● **What is asked**: Print every entry, word for word, and skip the images.

● **Dataset excerpts**:
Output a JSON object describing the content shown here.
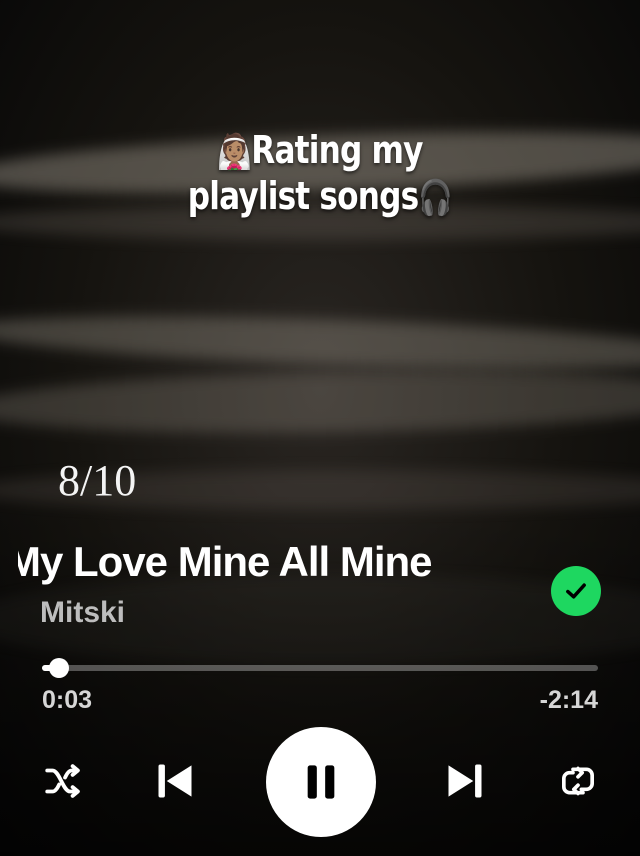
{
  "overlay": {
    "title_line1": "Rating my",
    "title_line2": "playlist songs",
    "title_emoji_start": "👰🏽",
    "title_emoji_end": "🎧",
    "rating": "8/10"
  },
  "player": {
    "song_title": "My Love Mine All Mine",
    "artist": "Mitski",
    "elapsed": "0:03",
    "remaining": "-2:14",
    "progress_fraction": 0.03,
    "liked": true,
    "state": "playing"
  },
  "icons": {
    "liked": "check-circle-icon",
    "shuffle": "shuffle-icon",
    "previous": "skip-previous-icon",
    "pause": "pause-icon",
    "next": "skip-next-icon",
    "repeat": "repeat-icon"
  },
  "colors": {
    "accent_green": "#1ed760",
    "text_primary": "#ffffff",
    "text_secondary": "#bdbdbd"
  }
}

● **Full response**:
Output a JSON object describing the content shown here.
{
  "overlay": {
    "title_line1": "Rating my",
    "title_line2": "playlist songs",
    "title_emoji_start": "👰🏽",
    "title_emoji_end": "🎧",
    "rating": "8/10"
  },
  "player": {
    "song_title": "My Love Mine All Mine",
    "artist": "Mitski",
    "elapsed": "0:03",
    "remaining": "-2:14",
    "progress_fraction": 0.03,
    "liked": true,
    "state": "playing"
  },
  "icons": {
    "liked": "check-circle-icon",
    "shuffle": "shuffle-icon",
    "previous": "skip-previous-icon",
    "pause": "pause-icon",
    "next": "skip-next-icon",
    "repeat": "repeat-icon"
  },
  "colors": {
    "accent_green": "#1ed760",
    "text_primary": "#ffffff",
    "text_secondary": "#bdbdbd"
  }
}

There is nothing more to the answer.